◆ DATASET ◆
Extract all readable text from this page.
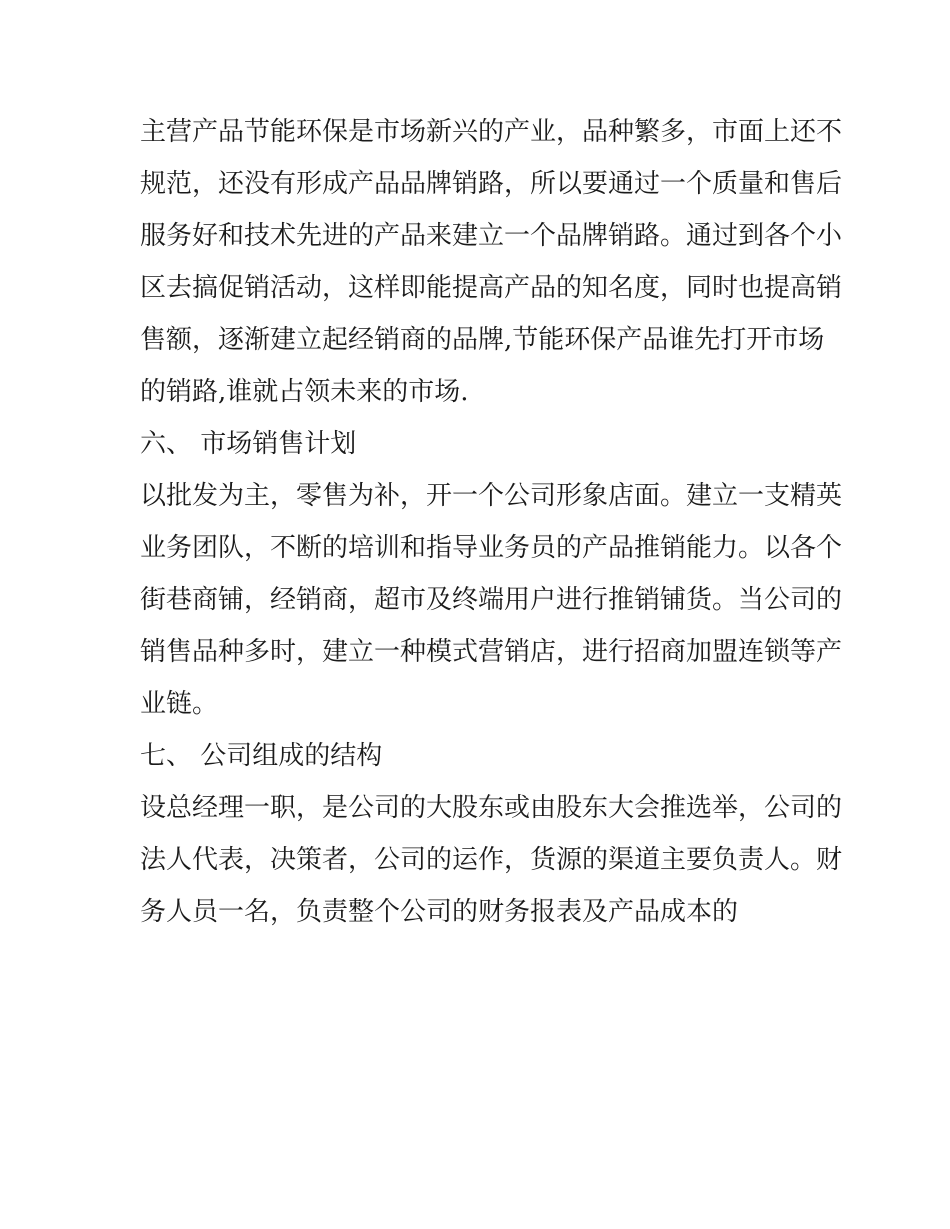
主营产品节能环保是市场新兴的产业，品种繁多，市面上还不
规范，还没有形成产品品牌销路，所以要通过一个质量和售后
服务好和技术先进的产品来建立一个品牌销路。通过到各个小
区去搞促销活动，这样即能提高产品的知名度，同时也提高销
售额，逐渐建立起经销商的品牌,节能环保产品谁先打开市场
的销路,谁就占领未来的市场.
六、 市场销售计划
以批发为主，零售为补，开一个公司形象店面。建立一支精英
业务团队，不断的培训和指导业务员的产品推销能力。以各个
街巷商铺，经销商，超市及终端用户进行推销铺货。当公司的
销售品种多时，建立一种模式营销店，进行招商加盟连锁等产
业链。
七、 公司组成的结构
设总经理一职，是公司的大股东或由股东大会推选举，公司的
法人代表，决策者，公司的运作，货源的渠道主要负责人。财
务人员一名，负责整个公司的财务报表及产品成本的
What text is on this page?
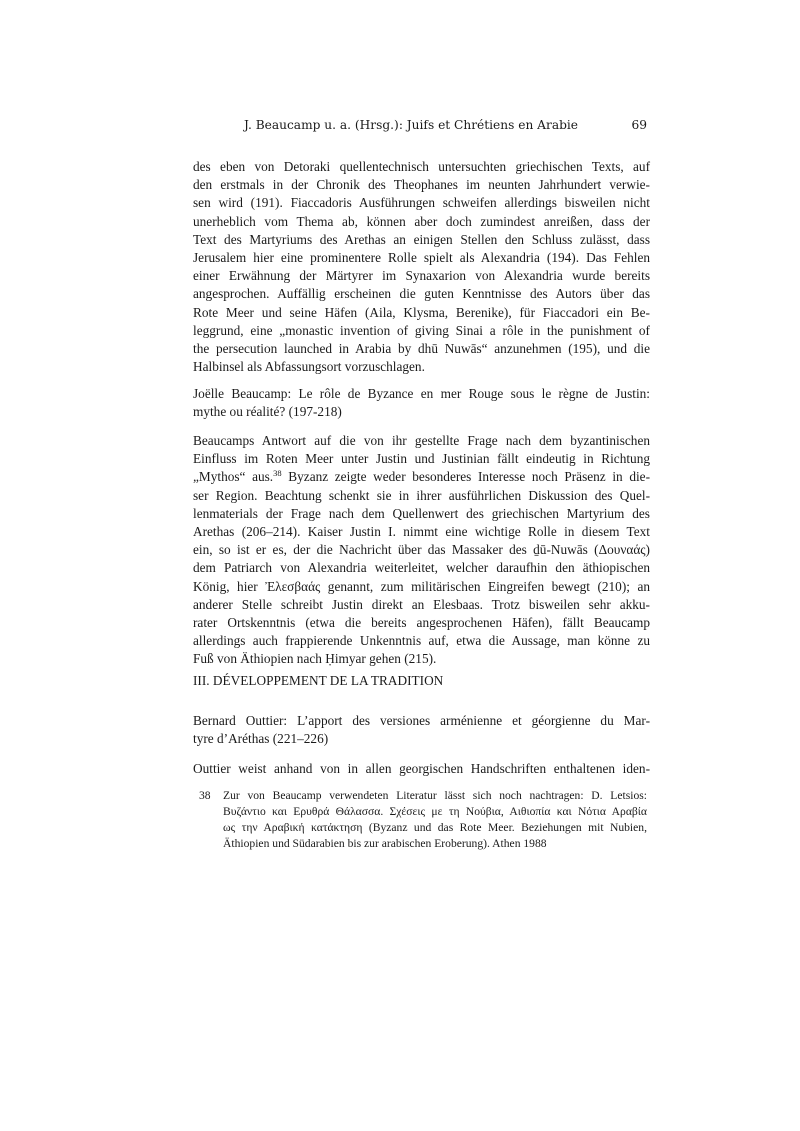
J. Beaucamp u. a. (Hrsg.): Juifs et Chrétiens en Arabie	69
des eben von Detoraki quellentechnisch untersuchten griechischen Texts, auf
den erstmals in der Chronik des Theophanes im neunten Jahrhundert verwie-
sen wird (191). Fiaccadoris Ausführungen schweifen allerdings bisweilen nicht
unerheblich vom Thema ab, können aber doch zumindest anreißen, dass der
Text des Martyriums des Arethas an einigen Stellen den Schluss zulässt, dass
Jerusalem hier eine prominentere Rolle spielt als Alexandria (194). Das Fehlen
einer Erwähnung der Märtyrer im Synaxarion von Alexandria wurde bereits
angesprochen. Auffällig erscheinen die guten Kenntnisse des Autors über das
Rote Meer und seine Häfen (Aila, Klysma, Berenike), für Fiaccadori ein Be-
leggrund, eine „monastic invention of giving Sinai a rôle in the punishment of
the persecution launched in Arabia by dhū Nuwās“ anzunehmen (195), und die
Halbinsel als Abfassungsort vorzuschlagen.
Joëlle Beaucamp: Le rôle de Byzance en mer Rouge sous le règne de Justin:
mythe ou réalité? (197-218)
Beaucamps Antwort auf die von ihr gestellte Frage nach dem byzantinischen
Einfluss im Roten Meer unter Justin und Justinian fällt eindeutig in Richtung
„Mythos“ aus.$^{38}$ Byzanz zeigte weder besonderes Interesse noch Präsenz in die-
ser Region. Beachtung schenkt sie in ihrer ausführlichen Diskussion des Quel-
lenmaterials der Frage nach dem Quellenwert des griechischen Martyrium des
Arethas (206–214). Kaiser Justin I. nimmt eine wichtige Rolle in diesem Text
ein, so ist er es, der die Nachricht über das Massaker des ḏū-Nuwās (Δουναάς)
dem Patriarch von Alexandria weiterleitet, welcher daraufhin den äthiopischen
König, hier Ἐλεσβαάς genannt, zum militärischen Eingreifen bewegt (210); an
anderer Stelle schreibt Justin direkt an Elesbaas. Trotz bisweilen sehr akku-
rater Ortskenntnis (etwa die bereits angesprochenen Häfen), fällt Beaucamp
allerdings auch frappierende Unkenntnis auf, etwa die Aussage, man könne zu
Fuß von Äthiopien nach Ḥimyar gehen (215).
III. DÉVELOPPEMENT DE LA TRADITION
Bernard Outtier: L’apport des versiones arménienne et géorgienne du Mar-
tyre d’Aréthas (221–226)
Outtier weist anhand von in allen georgischen Handschriften enthaltenen iden-
38 Zur von Beaucamp verwendeten Literatur lässt sich noch nachtragen: D. Letsios:
Βυζάντιο και Ερυθρά Θάλασσα. Σχέσεις με τη Νούβια, Αιθιοπία και Νότια Αραβία
ως την Αραβική κατάκτηση (Byzanz und das Rote Meer. Beziehungen mit Nubien,
Äthiopien und Südarabien bis zur arabischen Eroberung). Athen 1988
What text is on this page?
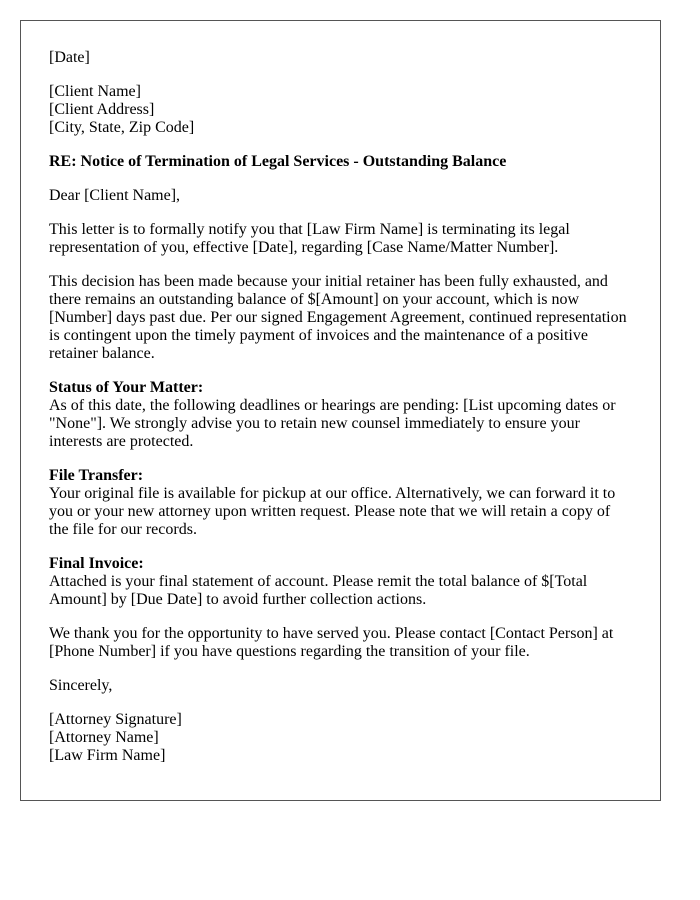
[Date]
[Client Name]
[Client Address]
[City, State, Zip Code]
RE: Notice of Termination of Legal Services - Outstanding Balance
Dear [Client Name],
This letter is to formally notify you that [Law Firm Name] is terminating its legal representation of you, effective [Date], regarding [Case Name/Matter Number].
This decision has been made because your initial retainer has been fully exhausted, and there remains an outstanding balance of $[Amount] on your account, which is now [Number] days past due. Per our signed Engagement Agreement, continued representation is contingent upon the timely payment of invoices and the maintenance of a positive retainer balance.
Status of Your Matter:
As of this date, the following deadlines or hearings are pending: [List upcoming dates or "None"]. We strongly advise you to retain new counsel immediately to ensure your interests are protected.
File Transfer:
Your original file is available for pickup at our office. Alternatively, we can forward it to you or your new attorney upon written request. Please note that we will retain a copy of the file for our records.
Final Invoice:
Attached is your final statement of account. Please remit the total balance of $[Total Amount] by [Due Date] to avoid further collection actions.
We thank you for the opportunity to have served you. Please contact [Contact Person] at [Phone Number] if you have questions regarding the transition of your file.
Sincerely,
[Attorney Signature]
[Attorney Name]
[Law Firm Name]
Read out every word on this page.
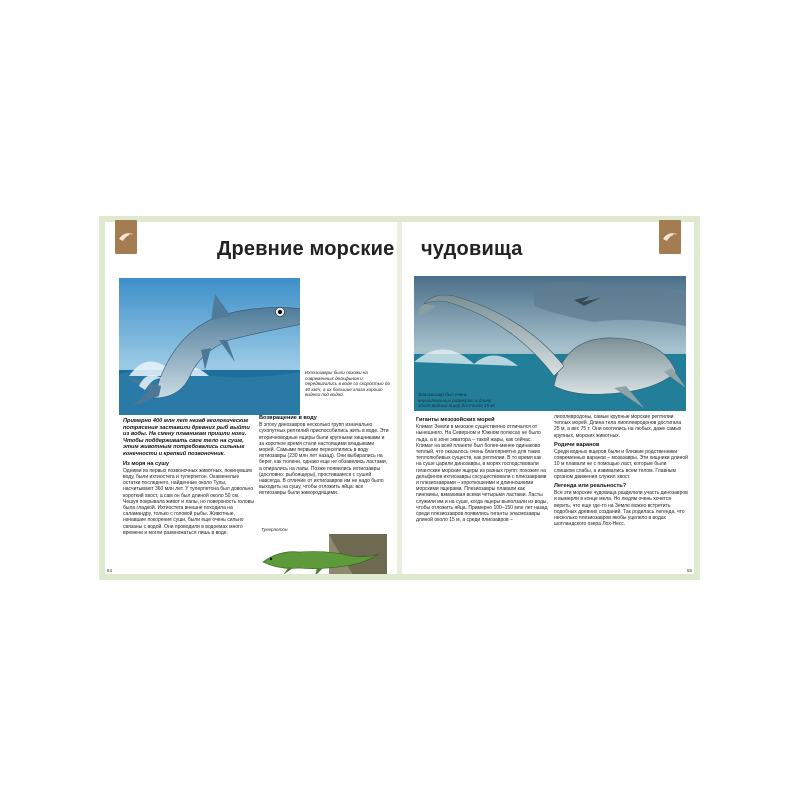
Ихтиозавры были похожи на современных дельфинов и передвигались в воде со скоростью до 40 км/ч, а их большие глаза хорошо видели под водой.

Примерно 400 млн лет назад геологические потрясения заставили древних рыб выйти из воды. На смену плавникам пришли ноги. Чтобы поддерживать свое тело на суше, этим животным потребовались сильные конечности и крепкий позвоночник.

Из моря на сушу

Одними из первых позвоночных животных, покинувших воду, были ихтиостега и тулерпетон. Окаменелые остатки последнего, найденные около Тулы, насчитывают 360 млн лет. У тулерпетона был довольно короткий хвост, а сам он был длиной около 50 см. Чешуя покрывала живот и лапы, но поверхность головы была гладкой. Ихтиостега внешне походила на саламандру, только с головой рыбы. Животные, начавшие покорение суши, были еще очень сильно связаны с водой. Они проводили в водоемах много времени и могли размножаться лишь в воде.

Возвращение в воду

В эпоху динозавров несколько групп изначально сухопутных рептилий приспособились жить в воде. Эти вторичноводные ящеры были крупными хищниками и за короткое время стали настоящими владыками морей. Самыми первыми переселились в воду ихтиозавры (230 млн лет назад). Они выбирались на берег, как тюлени, однако еще не обзавелись ластами, а опирались на лапы. Позже появились ихтиозавры (дословно: рыбоящеры), простившиеся с сушей навсегда. В отличие от ихтиозавров им не надо было выходить на сушу, чтобы отложить яйца: все ихтиозавры были живородящими.

Тулерпетон
54
Эласмозавр был очень внушительных размеров: в длину этот водный ящер достигал 15 м!
Гиганты мезозойских морей

Климат Земли в мезозое существенно отличался от нынешнего. На Северном и Южном полюсах не было льда, а в зоне экватора – такой жары, как сейчас. Климат на всей планете был более-менее одинаково теплый, что оказалось очень благоприятно для таких теплолюбивых существ, как рептилии. В то время как на суше царили динозавры, в морях господствовали гигантские морские ящеры из разных групп: похожие на дельфинов ихтиозавры сосуществовали с плиозаврами и плезиозаврами – короткошеими и длинношеими морскими ящерами. Плезиозавры плавали как пингвины, взмахивая всеми четырьмя ластами. Ласты служили им и на суше, когда ящеры выползали из воды, чтобы отложить яйца. Примерно 100–150 млн лет назад среди плезиозавров появились гиганты эласмозавры длиной около 15 м, а среди плиозавров –

лиоплевродоны, самые крупные морские рептилии теплых морей. Длина тела лиоплевродонов достигала 25 м, а вес 75 т. Они охотились на любых, даже самых крупных, морских животных.

Родичи варанов

Среди водных ящеров были и близкие родственники современных варанов – мозазавры. Эти хищники длиной 10 м плавали не с помощью ласт, которые были слишком слабы, а извивались всем телом. Главным органом движения служил хвост.

Легенда или реальность?

Все эти морские чудовища разделили участь динозавров и вымерли в конце мела. Но людям очень хочется верить, что еще где-то на Земле можно встретить подобных древних созданий. Так родилась легенда, что несколько плезиозавров якобы уцелело в водах шотландского озера Лох-Несс.

55
Древние морские чудовища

◆ TASK TO COMPLETE ◆
Pull out each line of the listing that holds the string "Arethas".

◆ OUTPUT FOR THIS TASK ◆
Text des Martyriums des Arethas an einigen Stellen den Schluss zulässt, dass
Arethas (206–214). Kaiser Justin I. nimmt eine wichtige Rolle in diesem Text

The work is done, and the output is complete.